(Data excerpts)

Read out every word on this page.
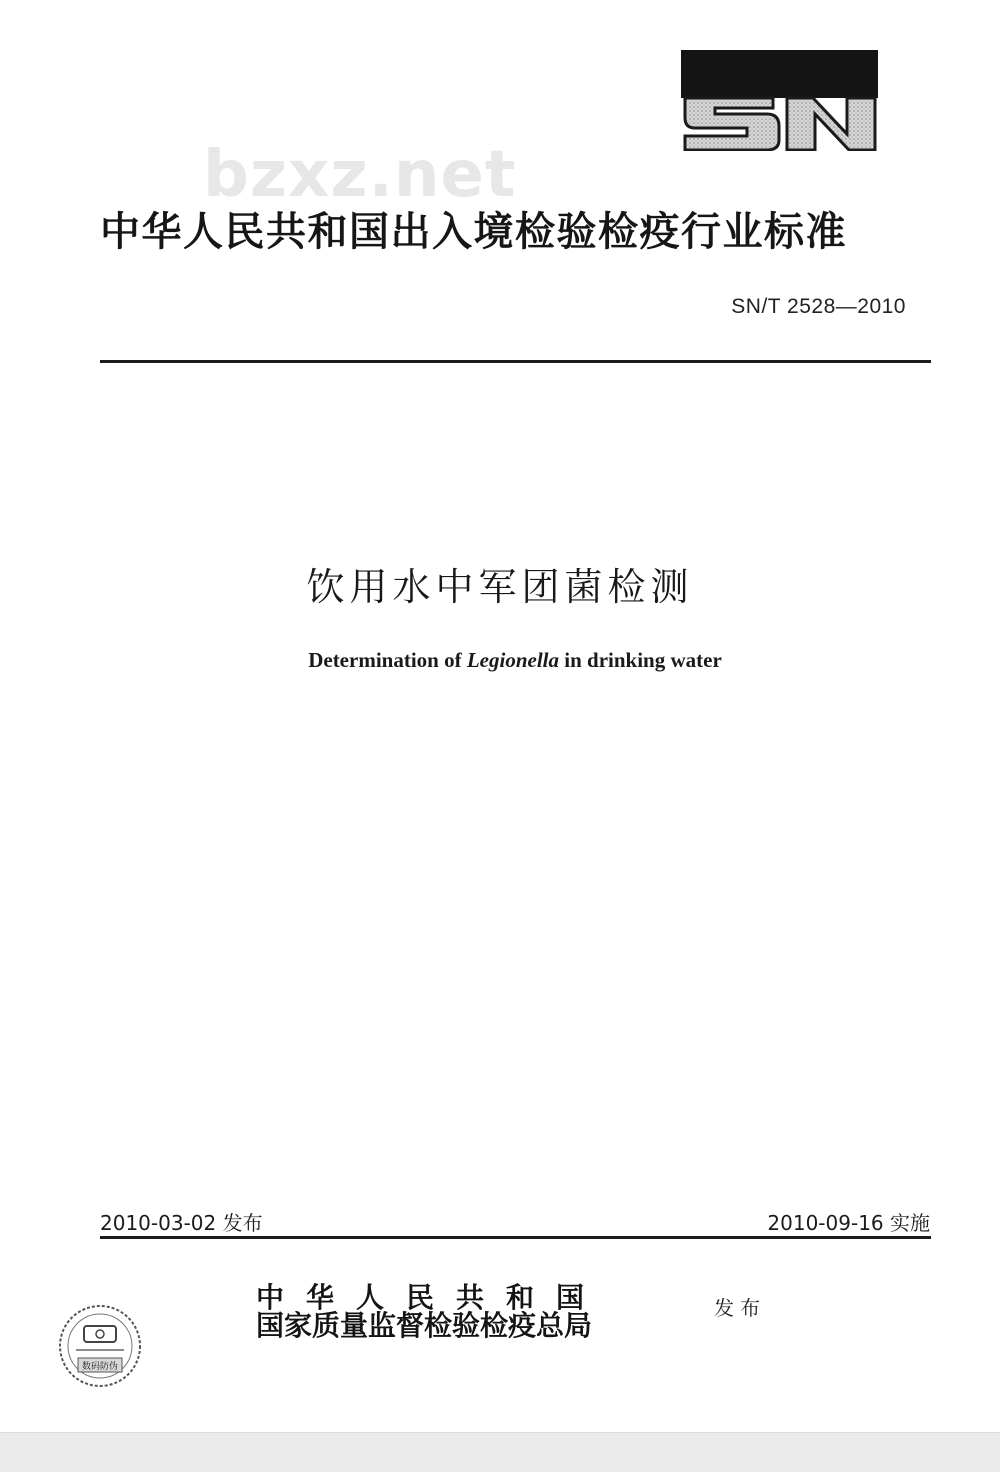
bzxz.net
中华人民共和国出入境检验检疫行业标准
SN/T 2528—2010
饮用水中军团菌检测
Determination of Legionella in drinking water
2010-03-02 发布	2010-09-16 实施
数码防伪
中华人民共和国
国家质量监督检验检疫总局
发布
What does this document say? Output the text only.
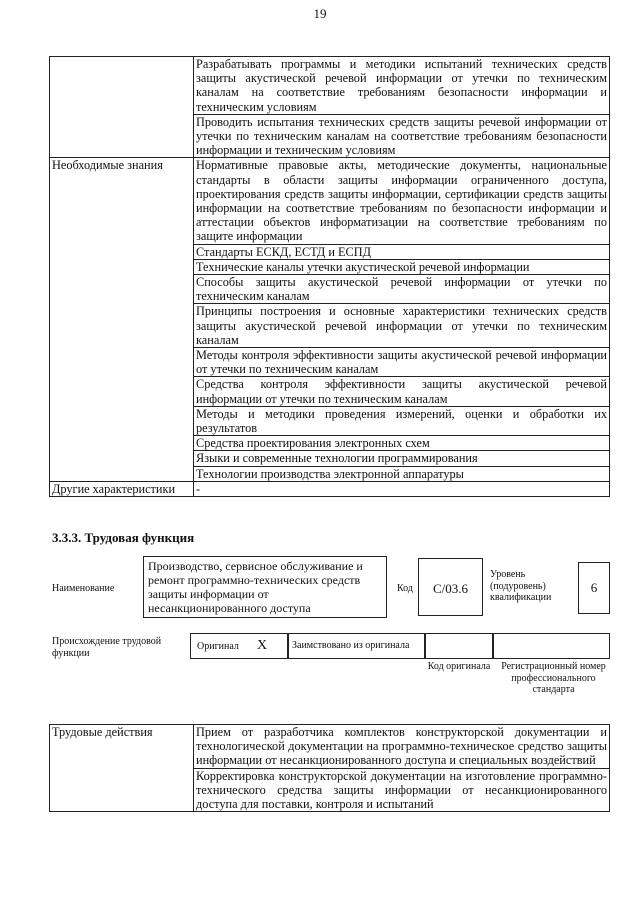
19
	Разрабатывать программы и методики испытаний технических средств защиты акустической речевой информации от утечки по техническим каналам на соответствие требованиям безопасности информации и техническим условиям
	Проводить испытания технических средств защиты речевой информации от утечки по техническим каналам на соответствие требованиям безопасности информации и техническим условиям
Необходимые знания	Нормативные правовые акты, методические документы, национальные стандарты в области защиты информации ограниченного доступа, проектирования средств защиты информации, сертификации средств защиты информации на соответствие требованиям по безопасности информации и аттестации объектов информатизации на соответствие требованиям по защите информации
	Стандарты ЕСКД, ЕСТД и ЕСПД
	Технические каналы утечки акустической речевой информации
	Способы защиты акустической речевой информации от утечки по техническим каналам
	Принципы построения и основные характеристики технических средств защиты акустической речевой информации от утечки по техническим каналам
	Методы контроля эффективности защиты акустической речевой информации от утечки по техническим каналам
	Средства контроля эффективности защиты акустической речевой информации от утечки по техническим каналам
	Методы и методики проведения измерений, оценки и обработки их результатов
	Средства проектирования электронных схем
	Языки и современные технологии программирования
	Технологии производства электронной аппаратуры
Другие характеристики	-
3.3.3. Трудовая функция
Наименование
Производство, сервисное обслуживание и ремонт программно-технических средств защиты информации от несанкционированного доступа
Код	С/03.6
Уровень (подуровень) квалификации
6
Происхождение трудовой функции
Оригинал X	Заимствовано из оригинала
Код оригинала	Регистрационный номер профессионального стандарта
Трудовые действия	Прием от разработчика комплектов конструкторской документации и технологической документации на программно-техническое средство защиты информации от несанкционированного доступа и специальных воздействий
Корректировка конструкторской документации на изготовление программно-технического средства защиты информации от несанкционированного доступа для поставки, контроля и испытаний
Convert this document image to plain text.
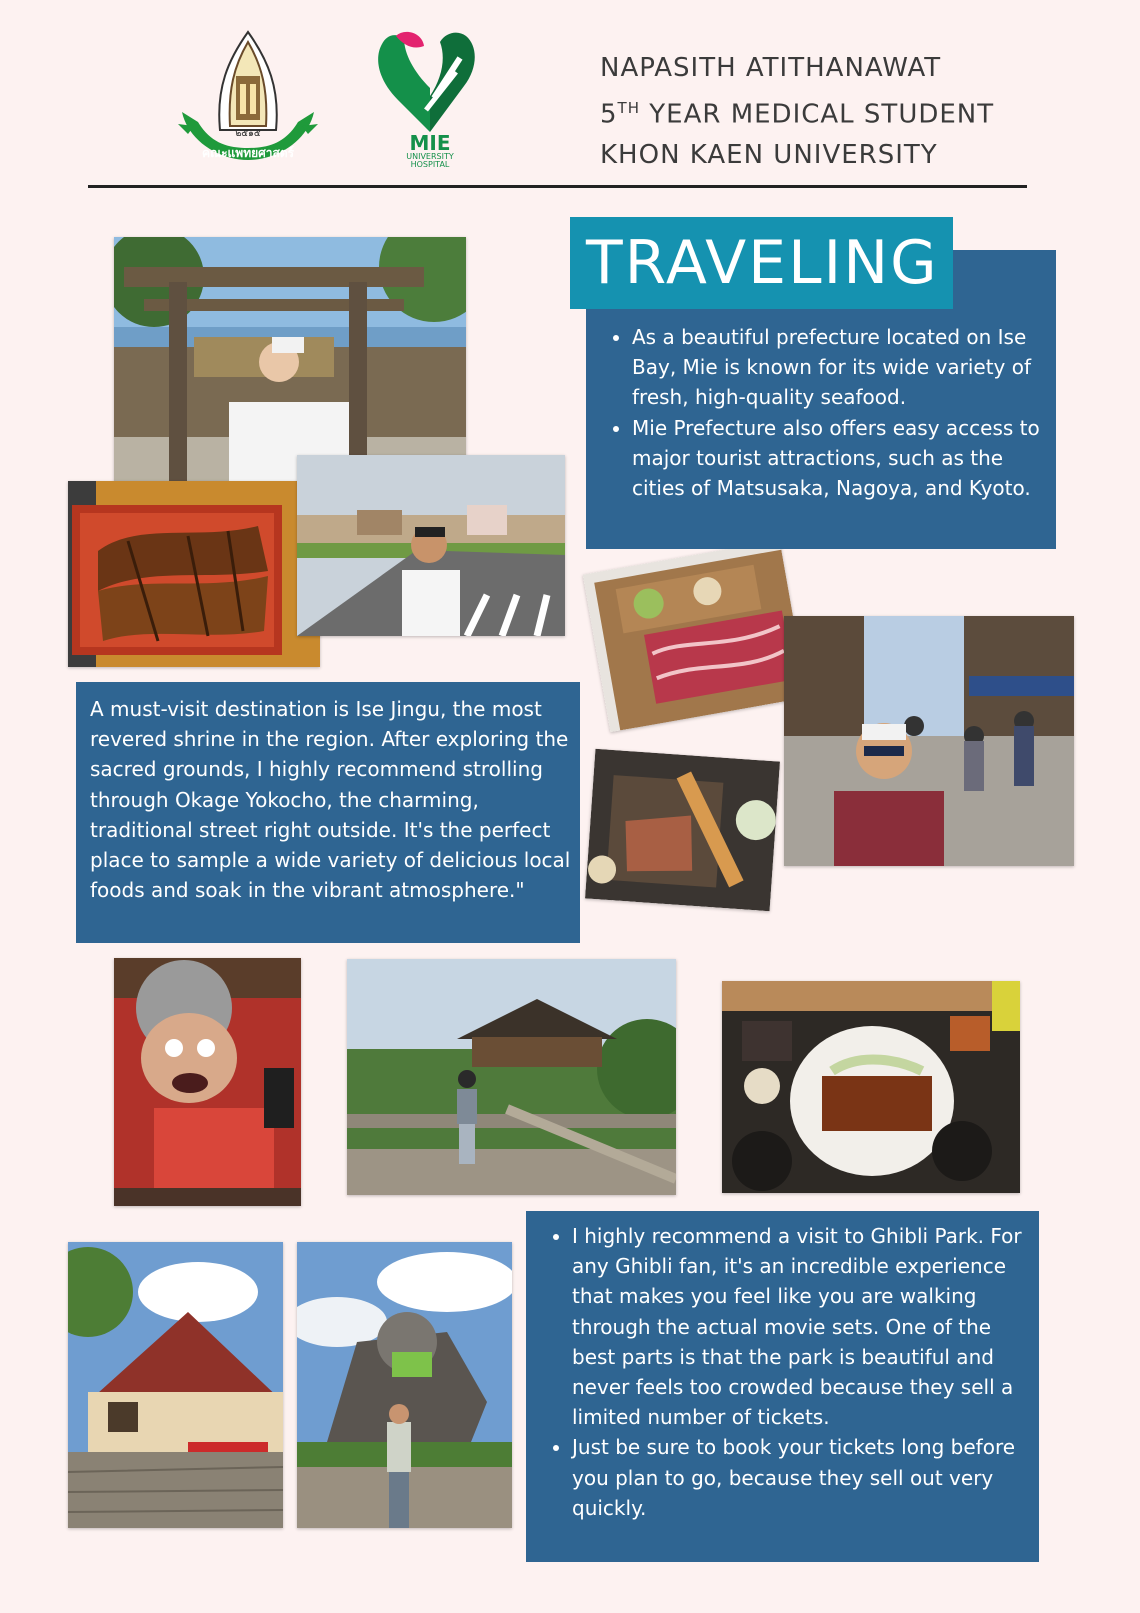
๒๕๑๕
คณะแพทยศาสตร์	MIE
UNIVERSITY
HOSPITAL
NAPASITH ATITHANAWAT
5TH YEAR MEDICAL STUDENT
KHON KAEN UNIVERSITY
• As a beautiful prefecture located on Ise Bay, Mie is known for its wide variety of fresh, high-quality seafood.
• Mie Prefecture also offers easy access to major tourist attractions, such as the cities of Matsusaka, Nagoya, and Kyoto.
TRAVELING
A must-visit destination is Ise Jingu, the most revered shrine in the region. After exploring the sacred grounds, I highly recommend strolling through Okage Yokocho, the charming, traditional street right outside. It's the perfect place to sample a wide variety of delicious local foods and soak in the vibrant atmosphere."
• I highly recommend a visit to Ghibli Park. For any Ghibli fan, it's an incredible experience that makes you feel like you are walking through the actual movie sets. One of the best parts is that the park is beautiful and never feels too crowded because they sell a limited number of tickets.
• Just be sure to book your tickets long before you plan to go, because they sell out very quickly.
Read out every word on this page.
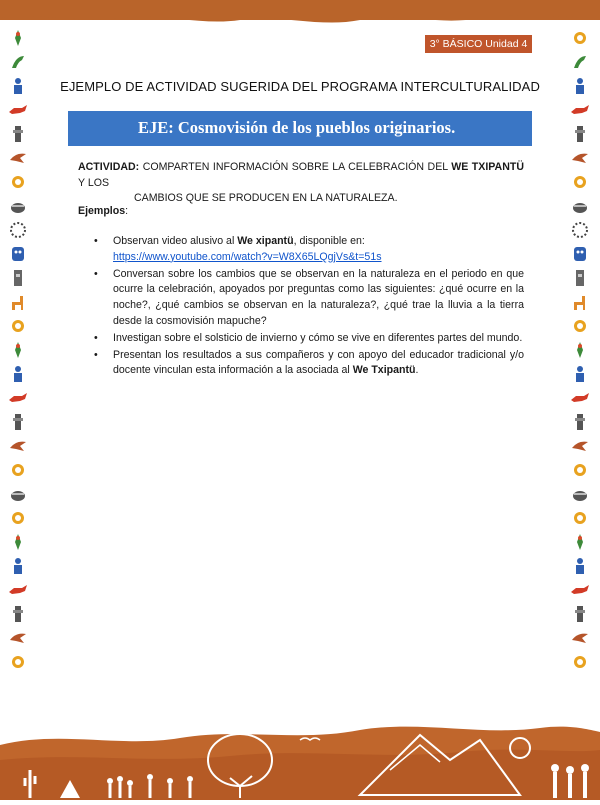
3° BÁSICO Unidad 4
EJEMPLO DE ACTIVIDAD SUGERIDA DEL PROGRAMA INTERCULTURALIDAD
EJE: Cosmovisión de los pueblos originarios.
ACTIVIDAD: COMPARTEN INFORMACIÓN SOBRE LA CELEBRACIÓN DEL WE TXIPANTÜ Y LOS
CAMBIOS QUE SE PRODUCEN EN LA NATURALEZA.
Ejemplos:
• Observan video alusivo al We xipantü, disponible en:
https://www.youtube.com/watch?v=W8X65LQgjVs&t=51s
• Conversan sobre los cambios que se observan en la naturaleza en el periodo en que ocurre la celebración, apoyados por preguntas como las siguientes: ¿qué ocurre en la noche?, ¿qué cambios se observan en la naturaleza?, ¿qué trae la lluvia a la tierra desde la cosmovisión mapuche?
• Investigan sobre el solsticio de invierno y cómo se vive en diferentes partes del mundo.
• Presentan los resultados a sus compañeros y con apoyo del educador tradicional y/o docente vinculan esta información a la asociada al We Txipantü.
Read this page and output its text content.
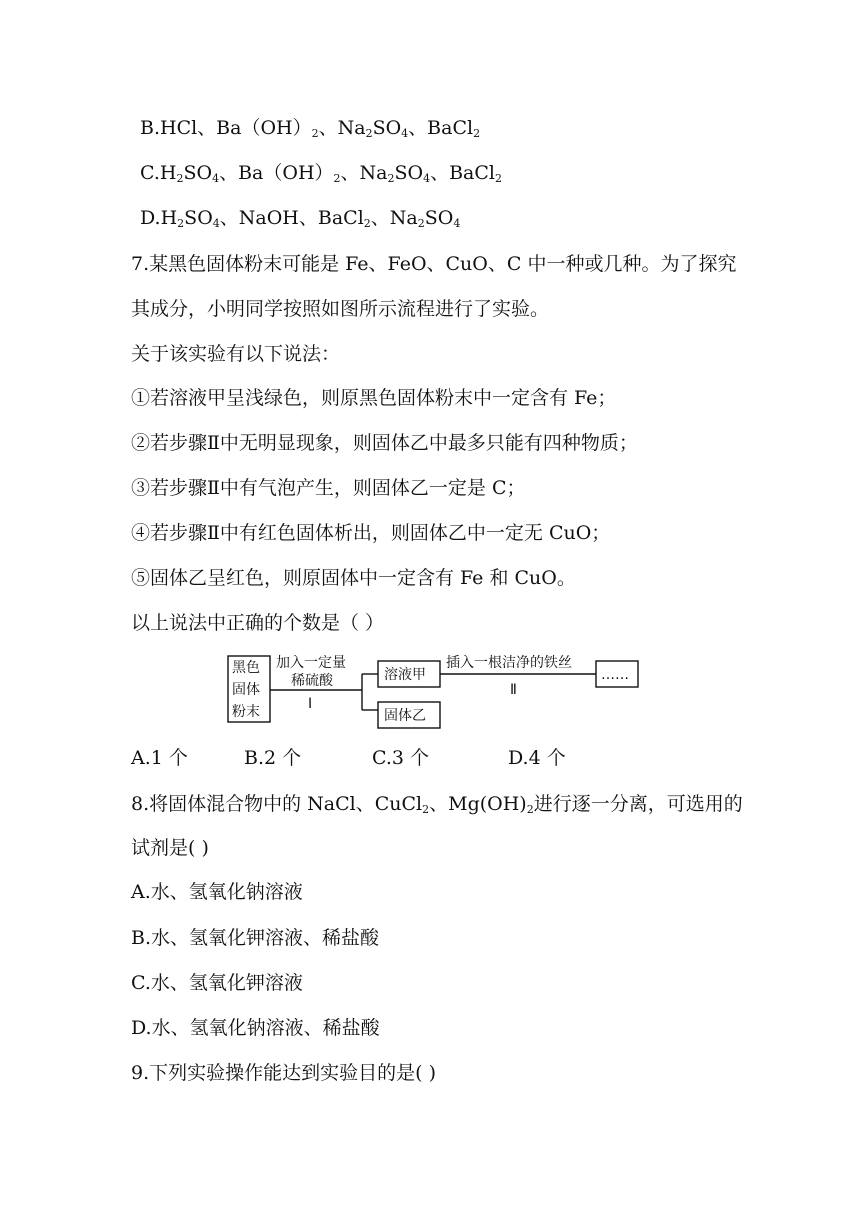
B.HCl、$Ba(OH)_2$、$Na_2SO_4$、BaCl$_2$
$C.H_2SO_4$、$Ba(OH)_2$、$Na_2SO_4$、BaCl$_2$
$D.H_2SO_4$、NaOH、BaCl$_2$、$Na_2SO_4$
7.某黑色固体粉末可能是 Fe、FeO、CuO、C 中一种或几种。为了探究
其成分，小明同学按照如图所示流程进行了实验。
关于该实验有以下说法：
①若溶液甲呈浅绿色，则原黑色固体粉末中一定含有 Fe；
②若步骤Ⅱ中无明显现象，则固体乙中最多只能有四种物质；
③若步骤Ⅱ中有气泡产生，则固体乙一定是 C；
④若步骤Ⅱ中有红色固体析出，则固体乙中一定无 CuO；
⑤固体乙呈红色，则原固体中一定含有 Fe 和 CuO。
以上说法中正确的个数是（ ）
黑色
固体
粉末
加入一定量
稀硫酸
Ⅰ
溶液甲
固体乙
插入一根洁净的铁丝
Ⅱ
……
A.1 个	B.2 个	C.3 个	D.4 个
8.将固体混合物中的 NaCl、CuCl$_2$、$Mg(OH)_2$进行逐一分离，可选用的
试剂是( )
A.水、氢氧化钠溶液
B.水、氢氧化钾溶液、稀盐酸
C.水、氢氧化钾溶液
D.水、氢氧化钠溶液、稀盐酸
9.下列实验操作能达到实验目的是( )
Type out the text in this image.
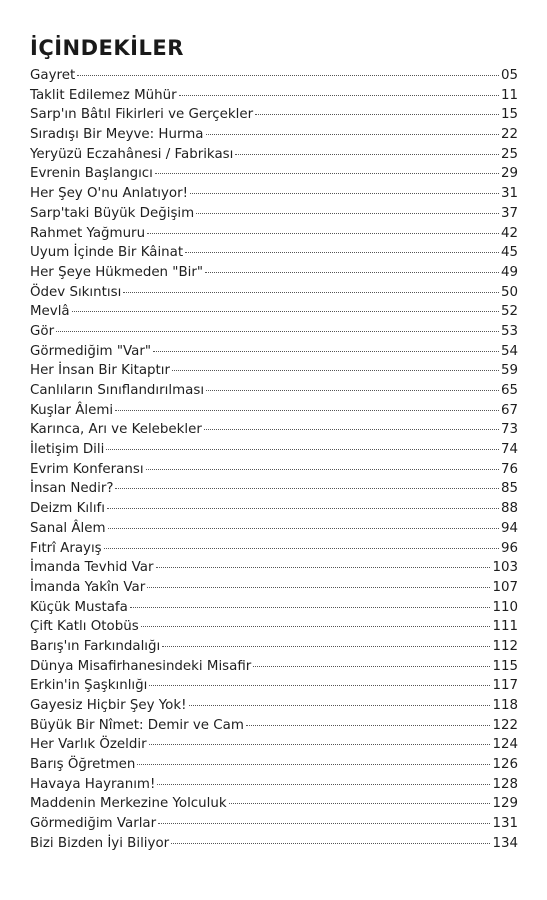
İÇİNDEKİLER
Gayret	05
Taklit Edilemez Mühür	11
Sarp'ın Bâtıl Fikirleri ve Gerçekler	15
Sıradışı Bir Meyve: Hurma	22
Yeryüzü Eczahânesi / Fabrikası	25
Evrenin Başlangıcı	29
Her Şey O'nu Anlatıyor!	31
Sarp'taki Büyük Değişim	37
Rahmet Yağmuru	42
Uyum İçinde Bir Kâinat	45
Her Şeye Hükmeden "Bir"	49
Ödev Sıkıntısı	50
Mevlâ	52
Gör	53
Görmediğim "Var"	54
Her İnsan Bir Kitaptır	59
Canlıların Sınıflandırılması	65
Kuşlar Âlemi	67
Karınca, Arı ve Kelebekler	73
İletişim Dili	74
Evrim Konferansı	76
İnsan Nedir?	85
Deizm Kılıfı	88
Sanal Âlem	94
Fıtrî Arayış	96
İmanda Tevhid Var	103
İmanda Yakîn Var	107
Küçük Mustafa	110
Çift Katlı Otobüs	111
Barış'ın Farkındalığı	112
Dünya Misafirhanesindeki Misafir	115
Erkin'in Şaşkınlığı	117
Gayesiz Hiçbir Şey Yok!	118
Büyük Bir Nîmet: Demir ve Cam	122
Her Varlık Özeldir	124
Barış Öğretmen	126
Havaya Hayranım!	128
Maddenin Merkezine Yolculuk	129
Görmediğim Varlar	131
Bizi Bizden İyi Biliyor	134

WRITTEN EXERCISE:
Pull out each line of the entries that contains "Büyük".

SOLUTION TO THE EXERCISE:
Sarp'taki Büyük Değişim	37
Büyük Bir Nîmet: Demir ve Cam	122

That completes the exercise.